*Goal*: Using the data below, repeat all of it precisely.

*Data entries for graphics*:
++++++++++++++++++++

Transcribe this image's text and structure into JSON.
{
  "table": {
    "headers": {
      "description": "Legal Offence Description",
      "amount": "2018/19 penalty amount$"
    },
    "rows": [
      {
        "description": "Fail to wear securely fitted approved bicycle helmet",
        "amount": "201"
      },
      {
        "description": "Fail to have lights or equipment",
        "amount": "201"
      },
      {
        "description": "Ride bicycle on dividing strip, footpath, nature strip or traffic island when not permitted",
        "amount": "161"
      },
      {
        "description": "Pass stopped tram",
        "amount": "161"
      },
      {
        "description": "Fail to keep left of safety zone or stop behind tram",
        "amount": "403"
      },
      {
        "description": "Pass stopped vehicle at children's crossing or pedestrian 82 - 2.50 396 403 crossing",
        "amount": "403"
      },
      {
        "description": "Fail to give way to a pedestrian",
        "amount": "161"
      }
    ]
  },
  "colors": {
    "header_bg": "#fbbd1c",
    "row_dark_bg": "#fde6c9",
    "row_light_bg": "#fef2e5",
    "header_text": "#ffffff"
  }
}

++++++++++++++++++++

*Output*:
Transcribe this image's text and structure into JSON.
{
  "table": {
    "headers": {
      "description": "Legal Offence Description",
      "amount": "2018/19 penalty amount$"
    },
    "rows": [
      {
        "description": "Fail to wear securely fitted approved bicycle helmet",
        "amount": "201"
      },
      {
        "description": "Fail to have lights or equipment",
        "amount": "201"
      },
      {
        "description": "Ride bicycle on dividing strip, footpath, nature strip or traffic island when not permitted",
        "amount": "161"
      },
      {
        "description": "Pass stopped tram",
        "amount": "161"
      },
      {
        "description": "Fail to keep left of safety zone or stop behind tram",
        "amount": "403"
      },
      {
        "description": "Pass stopped vehicle at children's crossing or pedestrian 82 - 2.50 396 403 crossing",
        "amount": "403"
      },
      {
        "description": "Fail to give way to a pedestrian",
        "amount": "161"
      }
    ]
  },
  "colors": {
    "header_bg": "#fbbd1c",
    "row_dark_bg": "#fde6c9",
    "row_light_bg": "#fef2e5",
    "header_text": "#ffffff"
  }
}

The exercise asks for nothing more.